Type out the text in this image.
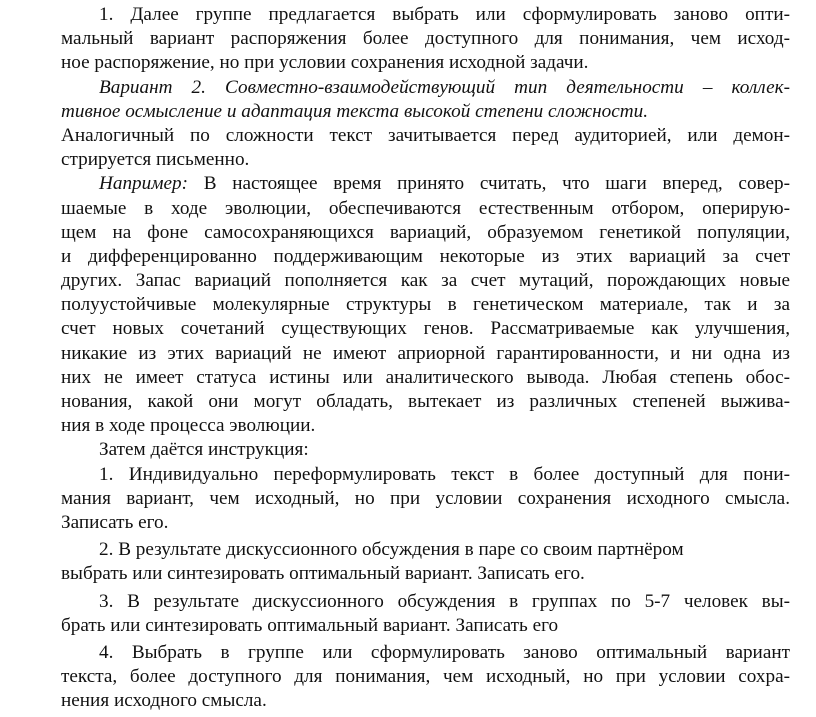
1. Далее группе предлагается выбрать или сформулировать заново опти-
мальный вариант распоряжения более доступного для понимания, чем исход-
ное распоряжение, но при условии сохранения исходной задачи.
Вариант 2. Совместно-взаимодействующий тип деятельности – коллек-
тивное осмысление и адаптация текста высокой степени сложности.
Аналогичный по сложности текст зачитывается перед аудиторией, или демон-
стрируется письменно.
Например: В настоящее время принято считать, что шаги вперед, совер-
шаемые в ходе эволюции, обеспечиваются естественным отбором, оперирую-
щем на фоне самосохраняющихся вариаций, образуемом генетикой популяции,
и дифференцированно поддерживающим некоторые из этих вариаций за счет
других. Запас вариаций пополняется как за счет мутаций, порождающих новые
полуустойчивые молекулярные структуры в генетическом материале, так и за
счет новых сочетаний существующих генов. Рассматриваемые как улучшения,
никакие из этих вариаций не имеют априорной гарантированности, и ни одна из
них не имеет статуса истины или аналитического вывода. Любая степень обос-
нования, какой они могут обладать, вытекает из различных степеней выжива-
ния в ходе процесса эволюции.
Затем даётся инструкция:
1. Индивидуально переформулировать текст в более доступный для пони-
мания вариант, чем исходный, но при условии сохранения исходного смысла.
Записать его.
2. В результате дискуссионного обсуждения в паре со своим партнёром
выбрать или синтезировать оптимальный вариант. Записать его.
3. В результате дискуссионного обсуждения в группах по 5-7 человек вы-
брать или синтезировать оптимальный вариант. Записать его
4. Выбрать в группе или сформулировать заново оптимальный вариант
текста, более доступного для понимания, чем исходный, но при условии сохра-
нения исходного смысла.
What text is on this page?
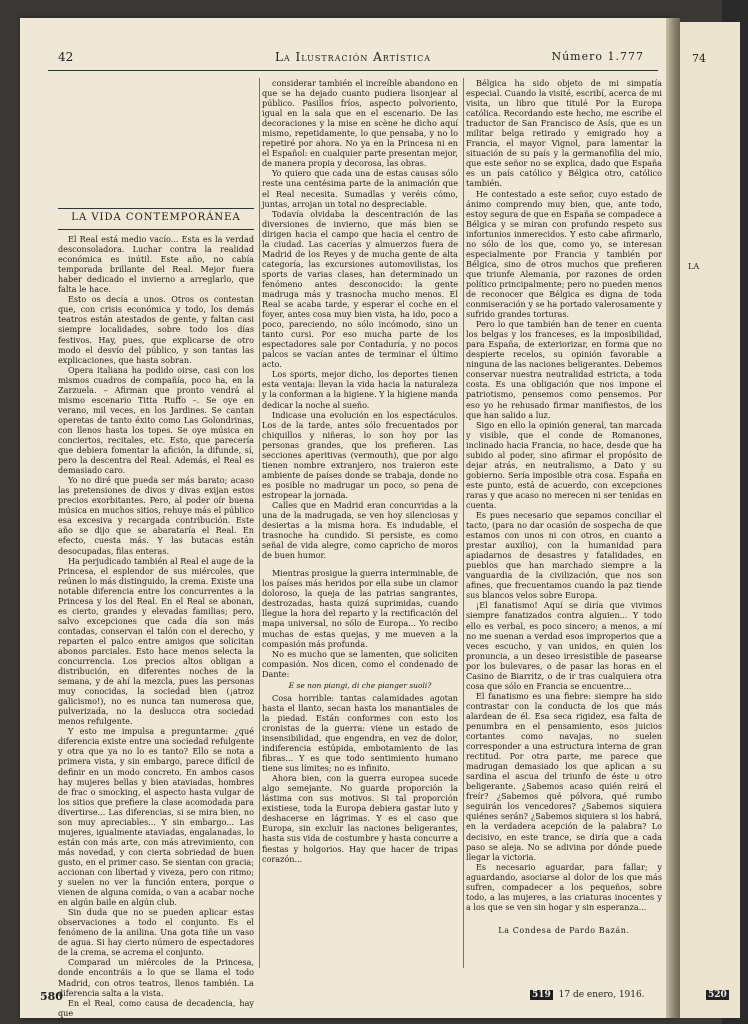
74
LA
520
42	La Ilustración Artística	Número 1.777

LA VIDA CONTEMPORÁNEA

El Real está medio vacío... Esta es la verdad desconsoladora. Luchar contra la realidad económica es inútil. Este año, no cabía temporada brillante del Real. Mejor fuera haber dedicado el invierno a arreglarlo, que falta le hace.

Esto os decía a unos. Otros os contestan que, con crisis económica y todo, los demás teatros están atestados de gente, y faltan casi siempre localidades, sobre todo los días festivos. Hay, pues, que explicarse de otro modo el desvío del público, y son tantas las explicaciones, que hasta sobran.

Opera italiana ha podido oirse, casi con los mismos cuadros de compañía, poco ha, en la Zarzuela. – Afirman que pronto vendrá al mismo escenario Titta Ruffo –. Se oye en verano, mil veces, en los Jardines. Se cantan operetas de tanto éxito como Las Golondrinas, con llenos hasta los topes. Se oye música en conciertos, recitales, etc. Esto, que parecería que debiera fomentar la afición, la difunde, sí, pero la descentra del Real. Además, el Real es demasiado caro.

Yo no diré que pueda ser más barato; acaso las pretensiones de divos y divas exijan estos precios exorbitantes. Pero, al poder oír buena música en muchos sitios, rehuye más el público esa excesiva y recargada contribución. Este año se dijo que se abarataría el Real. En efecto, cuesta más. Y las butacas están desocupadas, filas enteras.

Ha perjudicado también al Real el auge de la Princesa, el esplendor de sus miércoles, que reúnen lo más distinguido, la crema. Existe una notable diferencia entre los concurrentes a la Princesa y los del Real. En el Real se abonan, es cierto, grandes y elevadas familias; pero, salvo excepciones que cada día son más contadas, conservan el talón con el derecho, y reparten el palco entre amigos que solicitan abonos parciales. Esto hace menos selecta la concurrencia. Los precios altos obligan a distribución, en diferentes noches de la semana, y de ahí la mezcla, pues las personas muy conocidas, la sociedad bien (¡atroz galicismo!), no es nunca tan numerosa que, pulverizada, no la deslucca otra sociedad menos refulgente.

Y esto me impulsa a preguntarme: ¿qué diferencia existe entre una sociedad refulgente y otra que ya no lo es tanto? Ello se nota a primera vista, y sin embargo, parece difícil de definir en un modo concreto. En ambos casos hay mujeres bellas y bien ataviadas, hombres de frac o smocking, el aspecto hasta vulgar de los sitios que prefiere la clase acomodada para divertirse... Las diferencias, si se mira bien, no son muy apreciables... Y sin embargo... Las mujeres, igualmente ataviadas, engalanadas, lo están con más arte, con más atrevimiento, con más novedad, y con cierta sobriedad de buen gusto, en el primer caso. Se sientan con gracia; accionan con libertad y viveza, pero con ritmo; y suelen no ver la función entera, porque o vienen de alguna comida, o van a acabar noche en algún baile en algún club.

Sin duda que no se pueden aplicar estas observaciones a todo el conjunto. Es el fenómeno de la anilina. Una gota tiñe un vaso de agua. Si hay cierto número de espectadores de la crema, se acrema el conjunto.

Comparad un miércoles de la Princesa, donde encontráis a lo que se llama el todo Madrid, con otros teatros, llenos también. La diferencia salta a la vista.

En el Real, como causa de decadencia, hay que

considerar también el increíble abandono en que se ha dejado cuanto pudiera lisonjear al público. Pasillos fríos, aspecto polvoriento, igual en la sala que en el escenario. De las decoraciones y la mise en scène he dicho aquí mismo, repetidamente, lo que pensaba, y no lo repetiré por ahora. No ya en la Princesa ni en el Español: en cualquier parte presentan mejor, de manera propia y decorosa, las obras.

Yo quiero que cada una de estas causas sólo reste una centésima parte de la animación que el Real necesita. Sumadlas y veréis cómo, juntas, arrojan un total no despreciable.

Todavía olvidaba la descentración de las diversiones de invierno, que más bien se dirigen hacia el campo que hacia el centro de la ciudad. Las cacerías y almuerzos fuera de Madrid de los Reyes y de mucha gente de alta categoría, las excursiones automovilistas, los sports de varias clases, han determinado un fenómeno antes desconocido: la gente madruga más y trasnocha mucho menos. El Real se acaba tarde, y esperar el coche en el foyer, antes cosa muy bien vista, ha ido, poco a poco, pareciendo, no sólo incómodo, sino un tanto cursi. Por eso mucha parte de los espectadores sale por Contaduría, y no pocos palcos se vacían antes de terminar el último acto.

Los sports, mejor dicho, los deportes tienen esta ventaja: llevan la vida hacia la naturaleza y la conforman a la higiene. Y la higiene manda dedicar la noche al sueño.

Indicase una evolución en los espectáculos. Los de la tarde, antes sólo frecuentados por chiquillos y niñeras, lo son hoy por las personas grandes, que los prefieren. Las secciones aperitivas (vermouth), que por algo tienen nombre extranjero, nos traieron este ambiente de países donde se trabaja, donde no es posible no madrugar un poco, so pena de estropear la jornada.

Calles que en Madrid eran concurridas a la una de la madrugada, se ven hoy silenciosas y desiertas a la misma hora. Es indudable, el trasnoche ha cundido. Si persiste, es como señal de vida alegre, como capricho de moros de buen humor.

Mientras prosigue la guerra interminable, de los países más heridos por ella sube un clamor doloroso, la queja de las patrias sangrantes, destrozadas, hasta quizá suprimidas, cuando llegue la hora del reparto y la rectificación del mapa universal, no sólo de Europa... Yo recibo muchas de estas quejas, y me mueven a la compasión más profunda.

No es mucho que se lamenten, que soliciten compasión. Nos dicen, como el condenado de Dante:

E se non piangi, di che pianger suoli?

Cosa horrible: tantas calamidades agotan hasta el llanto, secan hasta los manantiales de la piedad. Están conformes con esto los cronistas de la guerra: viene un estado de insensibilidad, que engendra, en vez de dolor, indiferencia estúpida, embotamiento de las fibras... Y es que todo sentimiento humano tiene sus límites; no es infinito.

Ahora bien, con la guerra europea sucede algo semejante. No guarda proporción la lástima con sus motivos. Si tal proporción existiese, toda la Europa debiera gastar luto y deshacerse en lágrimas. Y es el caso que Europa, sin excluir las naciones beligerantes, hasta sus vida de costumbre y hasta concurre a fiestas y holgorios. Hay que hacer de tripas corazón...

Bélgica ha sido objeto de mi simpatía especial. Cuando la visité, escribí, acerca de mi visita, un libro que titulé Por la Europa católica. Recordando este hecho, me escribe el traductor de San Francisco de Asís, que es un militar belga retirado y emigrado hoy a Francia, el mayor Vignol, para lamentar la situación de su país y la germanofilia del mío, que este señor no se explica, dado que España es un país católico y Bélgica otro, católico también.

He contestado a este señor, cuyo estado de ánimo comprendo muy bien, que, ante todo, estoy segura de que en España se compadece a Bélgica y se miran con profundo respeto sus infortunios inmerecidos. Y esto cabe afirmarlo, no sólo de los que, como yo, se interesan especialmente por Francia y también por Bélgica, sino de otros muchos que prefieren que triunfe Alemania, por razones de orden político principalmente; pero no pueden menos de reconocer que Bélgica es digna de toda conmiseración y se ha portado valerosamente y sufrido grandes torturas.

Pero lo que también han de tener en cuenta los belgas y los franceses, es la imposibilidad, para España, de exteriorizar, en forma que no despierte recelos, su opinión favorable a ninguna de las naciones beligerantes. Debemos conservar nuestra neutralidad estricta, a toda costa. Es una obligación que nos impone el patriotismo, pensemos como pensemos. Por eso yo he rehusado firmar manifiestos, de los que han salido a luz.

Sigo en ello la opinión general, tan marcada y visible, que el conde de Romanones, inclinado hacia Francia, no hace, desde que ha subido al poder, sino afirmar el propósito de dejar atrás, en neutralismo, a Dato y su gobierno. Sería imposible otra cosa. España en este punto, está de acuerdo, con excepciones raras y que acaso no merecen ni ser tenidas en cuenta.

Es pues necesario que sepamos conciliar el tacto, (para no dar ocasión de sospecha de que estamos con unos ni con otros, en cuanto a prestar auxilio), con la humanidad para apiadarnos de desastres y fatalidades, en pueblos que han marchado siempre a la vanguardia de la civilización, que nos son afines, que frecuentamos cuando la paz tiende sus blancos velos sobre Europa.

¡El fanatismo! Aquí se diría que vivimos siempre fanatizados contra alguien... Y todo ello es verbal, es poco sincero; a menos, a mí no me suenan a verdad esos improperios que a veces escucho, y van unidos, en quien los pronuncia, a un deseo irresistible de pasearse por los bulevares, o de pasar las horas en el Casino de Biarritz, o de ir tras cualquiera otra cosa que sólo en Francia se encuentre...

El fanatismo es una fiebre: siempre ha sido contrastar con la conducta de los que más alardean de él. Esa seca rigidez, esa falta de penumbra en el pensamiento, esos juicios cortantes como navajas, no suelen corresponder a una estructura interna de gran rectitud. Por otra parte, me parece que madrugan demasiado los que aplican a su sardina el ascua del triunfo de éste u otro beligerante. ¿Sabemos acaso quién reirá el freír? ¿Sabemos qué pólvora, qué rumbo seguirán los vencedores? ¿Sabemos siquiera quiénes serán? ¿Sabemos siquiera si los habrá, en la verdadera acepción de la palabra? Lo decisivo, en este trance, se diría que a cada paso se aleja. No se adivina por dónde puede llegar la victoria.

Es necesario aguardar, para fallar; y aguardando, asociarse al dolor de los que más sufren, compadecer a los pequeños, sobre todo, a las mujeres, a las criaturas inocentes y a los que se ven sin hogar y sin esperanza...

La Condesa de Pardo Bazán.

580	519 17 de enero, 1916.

> STATED TASK
Show the lines of the data that hold the word "ходе".

> EXPECTED OUTPUT
шаемые в ходе эволюции, обеспечиваются естественным отбором, оперирую-
ния в ходе процесса эволюции.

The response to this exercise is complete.